### Short task
Reproduce the records below exactly, leaving out any pictures.

Data records:
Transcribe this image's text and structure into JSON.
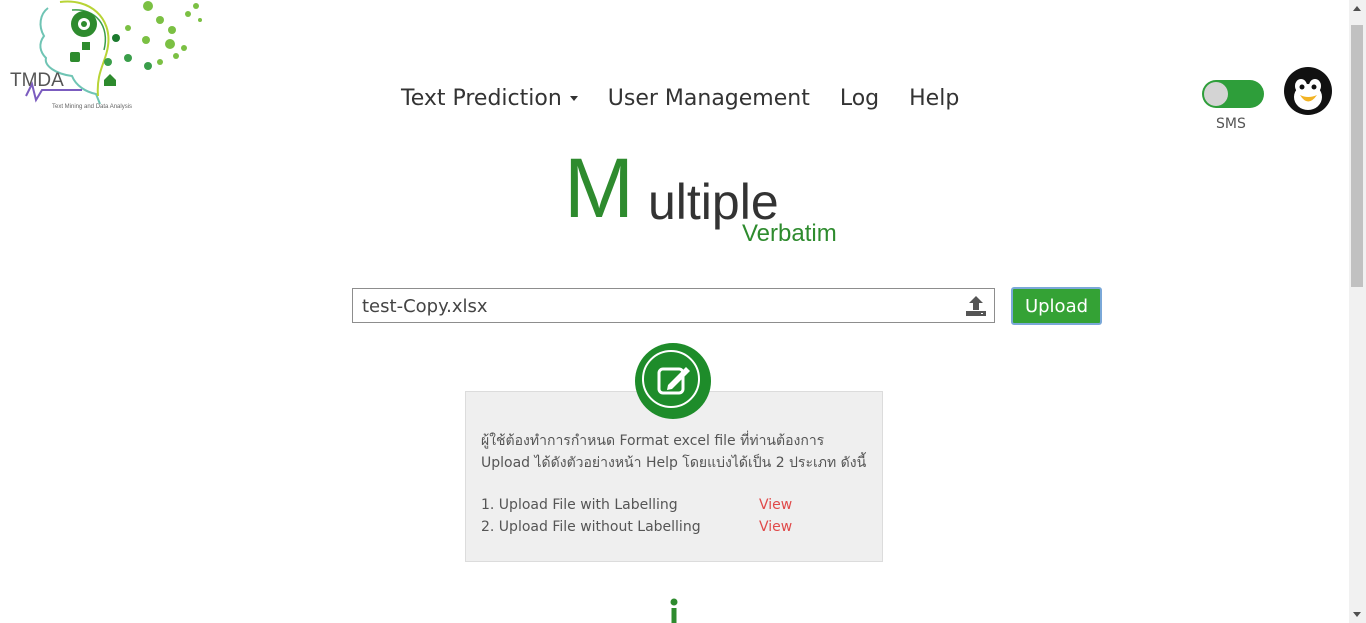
{
  "logo": {
    "text": "TMDA",
    "subtitle": "Text Mining and Data Analysis"
  },
  "nav": {
    "text_prediction": "Text Prediction",
    "user_management": "User Management",
    "log": "Log",
    "help": "Help"
  },
  "sms": {
    "label": "SMS",
    "enabled": true
  },
  "brand": {
    "first_letter": "M",
    "rest": "ultiple",
    "sub": "Verbatim"
  },
  "upload": {
    "file_name": "test-Copy.xlsx",
    "button_label": "Upload"
  },
  "info": {
    "description": "ผู้ใช้ต้องทำการกำหนด Format excel file ที่ท่านต้องการ Upload ได้ดังตัวอย่างหน้า Help โดยแบ่งได้เป็น 2 ประเภท ดังนี้",
    "items": [
      {
        "label": "1. Upload File with Labelling",
        "link": "View"
      },
      {
        "label": "2. Upload File without Labelling",
        "link": "View"
      }
    ]
  },
  "colors": {
    "brand_green": "#2e8b2e",
    "button_green": "#34a235",
    "link_red": "#e04a4a"
  }
}
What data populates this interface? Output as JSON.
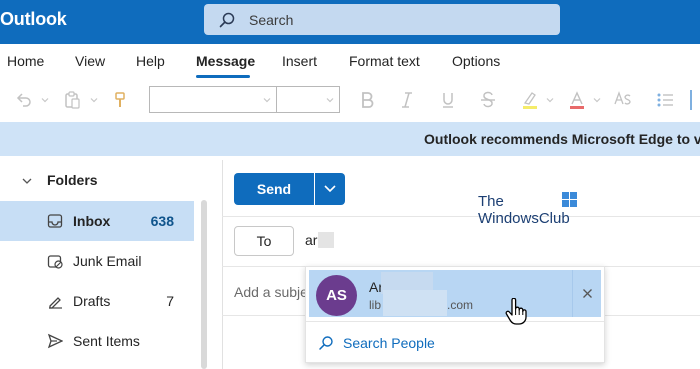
{
  "app": {
    "title": "Outlook"
  },
  "search": {
    "placeholder": "Search"
  },
  "ribbon": {
    "tabs": [
      "Home",
      "View",
      "Help",
      "Message",
      "Insert",
      "Format text",
      "Options"
    ],
    "active_tab": "Message"
  },
  "toolbar": {
    "font_name": "",
    "font_size": "",
    "icons": [
      "undo-icon",
      "paste-icon",
      "format-painter-icon",
      "bold-icon",
      "italic-icon",
      "underline-icon",
      "strikethrough-icon",
      "highlight-icon",
      "font-color-icon",
      "styles-icon",
      "bullets-icon"
    ]
  },
  "banner": {
    "text": "Outlook recommends Microsoft Edge to vie"
  },
  "sidebar": {
    "folders_label": "Folders",
    "items": [
      {
        "label": "Inbox",
        "count": "638",
        "icon": "inbox-icon",
        "selected": true
      },
      {
        "label": "Junk Email",
        "count": "",
        "icon": "junk-icon",
        "selected": false
      },
      {
        "label": "Drafts",
        "count": "7",
        "icon": "drafts-icon",
        "selected": false
      },
      {
        "label": "Sent Items",
        "count": "",
        "icon": "send-icon",
        "selected": false
      }
    ]
  },
  "compose": {
    "send_label": "Send",
    "to_label": "To",
    "to_value": "ar",
    "subject_placeholder": "Add a subje"
  },
  "watermark": {
    "line1": "The",
    "line2": "WindowsClub"
  },
  "suggestions": {
    "person": {
      "initials": "AS",
      "name": "Ar",
      "email_start": "lib",
      "email_end": ".com"
    },
    "search_people_label": "Search People"
  },
  "colors": {
    "brand": "#0f6cbd",
    "banner": "#cfe3f7",
    "selected_folder": "#c7def5",
    "avatar": "#6b3c8e"
  }
}
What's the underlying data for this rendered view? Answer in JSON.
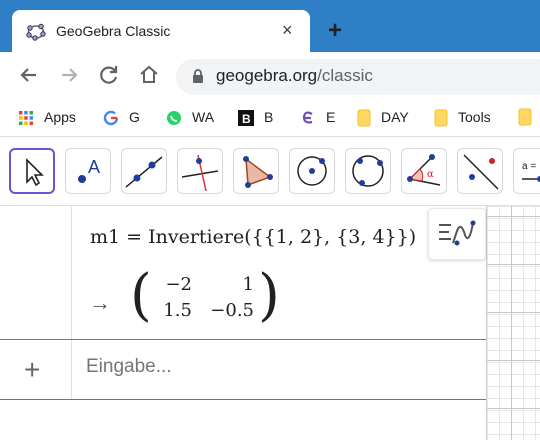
{
  "browser": {
    "tab_title": "GeoGebra Classic",
    "tab_close": "×",
    "new_tab": "+",
    "url_domain": "geogebra.org",
    "url_path": "/classic"
  },
  "bookmarks": [
    {
      "label": "Apps",
      "icon": "apps-grid-icon"
    },
    {
      "label": "G",
      "icon": "google-icon"
    },
    {
      "label": "WA",
      "icon": "whatsapp-icon"
    },
    {
      "label": "B",
      "icon": "b-icon"
    },
    {
      "label": "E",
      "icon": "e-icon"
    },
    {
      "label": "DAY",
      "icon": "folder-icon"
    },
    {
      "label": "Tools",
      "icon": "folder-icon"
    }
  ],
  "geogebra": {
    "tools": [
      "move-tool",
      "point-tool",
      "line-tool",
      "perpendicular-line-tool",
      "polygon-tool",
      "circle-center-point-tool",
      "circle-three-points-tool",
      "angle-tool",
      "reflect-tool",
      "slider-tool"
    ],
    "slider_label": "a =",
    "algebra": {
      "formula": "m1 = Invertiere({{1, 2}, {3, 4}})",
      "arrow": "→",
      "matrix": [
        [
          "−2",
          "1"
        ],
        [
          "1.5",
          "−0.5"
        ]
      ],
      "input_placeholder": "Eingabe...",
      "add_button": "+"
    },
    "colors": {
      "accent": "#6557d2",
      "chrome_blue": "#2e7fc6"
    }
  }
}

### The reply
Transcribe this image's text and structure into JSON.
{
  "logo": {
    "text": "TMDA",
    "subtitle": "Text Mining and Data Analysis"
  },
  "nav": {
    "text_prediction": "Text Prediction",
    "user_management": "User Management",
    "log": "Log",
    "help": "Help"
  },
  "sms": {
    "label": "SMS",
    "enabled": true
  },
  "brand": {
    "first_letter": "M",
    "rest": "ultiple",
    "sub": "Verbatim"
  },
  "upload": {
    "file_name": "test-Copy.xlsx",
    "button_label": "Upload"
  },
  "info": {
    "description": "ผู้ใช้ต้องทำการกำหนด Format excel file ที่ท่านต้องการ Upload ได้ดังตัวอย่างหน้า Help โดยแบ่งได้เป็น 2 ประเภท ดังนี้",
    "items": [
      {
        "label": "1. Upload File with Labelling",
        "link": "View"
      },
      {
        "label": "2. Upload File without Labelling",
        "link": "View"
      }
    ]
  },
  "colors": {
    "brand_green": "#2e8b2e",
    "button_green": "#34a235",
    "link_red": "#e04a4a"
  }
}
What data populates this interface? Output as JSON.
{
  "app": {
    "title": "Outlook"
  },
  "search": {
    "placeholder": "Search"
  },
  "ribbon": {
    "tabs": [
      "Home",
      "View",
      "Help",
      "Message",
      "Insert",
      "Format text",
      "Options"
    ],
    "active_tab": "Message"
  },
  "toolbar": {
    "font_name": "",
    "font_size": "",
    "icons": [
      "undo-icon",
      "paste-icon",
      "format-painter-icon",
      "bold-icon",
      "italic-icon",
      "underline-icon",
      "strikethrough-icon",
      "highlight-icon",
      "font-color-icon",
      "styles-icon",
      "bullets-icon"
    ]
  },
  "banner": {
    "text": "Outlook recommends Microsoft Edge to vie"
  },
  "sidebar": {
    "folders_label": "Folders",
    "items": [
      {
        "label": "Inbox",
        "count": "638",
        "icon": "inbox-icon",
        "selected": true
      },
      {
        "label": "Junk Email",
        "count": "",
        "icon": "junk-icon",
        "selected": false
      },
      {
        "label": "Drafts",
        "count": "7",
        "icon": "drafts-icon",
        "selected": false
      },
      {
        "label": "Sent Items",
        "count": "",
        "icon": "send-icon",
        "selected": false
      }
    ]
  },
  "compose": {
    "send_label": "Send",
    "to_label": "To",
    "to_value": "ar",
    "subject_placeholder": "Add a subje"
  },
  "watermark": {
    "line1": "The",
    "line2": "WindowsClub"
  },
  "suggestions": {
    "person": {
      "initials": "AS",
      "name": "Ar",
      "email_start": "lib",
      "email_end": ".com"
    },
    "search_people_label": "Search People"
  },
  "colors": {
    "brand": "#0f6cbd",
    "banner": "#cfe3f7",
    "selected_folder": "#c7def5",
    "avatar": "#6b3c8e"
  }
}
What's the underlying data for this rendered view? Answer in JSON.
{
  "browser": {
    "tab_title": "GeoGebra Classic",
    "tab_close": "×",
    "new_tab": "+",
    "url_domain": "geogebra.org",
    "url_path": "/classic"
  },
  "bookmarks": [
    {
      "label": "Apps",
      "icon": "apps-grid-icon"
    },
    {
      "label": "G",
      "icon": "google-icon"
    },
    {
      "label": "WA",
      "icon": "whatsapp-icon"
    },
    {
      "label": "B",
      "icon": "b-icon"
    },
    {
      "label": "E",
      "icon": "e-icon"
    },
    {
      "label": "DAY",
      "icon": "folder-icon"
    },
    {
      "label": "Tools",
      "icon": "folder-icon"
    }
  ],
  "geogebra": {
    "tools": [
      "move-tool",
      "point-tool",
      "line-tool",
      "perpendicular-line-tool",
      "polygon-tool",
      "circle-center-point-tool",
      "circle-three-points-tool",
      "angle-tool",
      "reflect-tool",
      "slider-tool"
    ],
    "slider_label": "a =",
    "algebra": {
      "formula": "m1 = Invertiere({{1, 2}, {3, 4}})",
      "arrow": "→",
      "matrix": [
        [
          "−2",
          "1"
        ],
        [
          "1.5",
          "−0.5"
        ]
      ],
      "input_placeholder": "Eingabe...",
      "add_button": "+"
    },
    "colors": {
      "accent": "#6557d2",
      "chrome_blue": "#2e7fc6"
    }
  }
}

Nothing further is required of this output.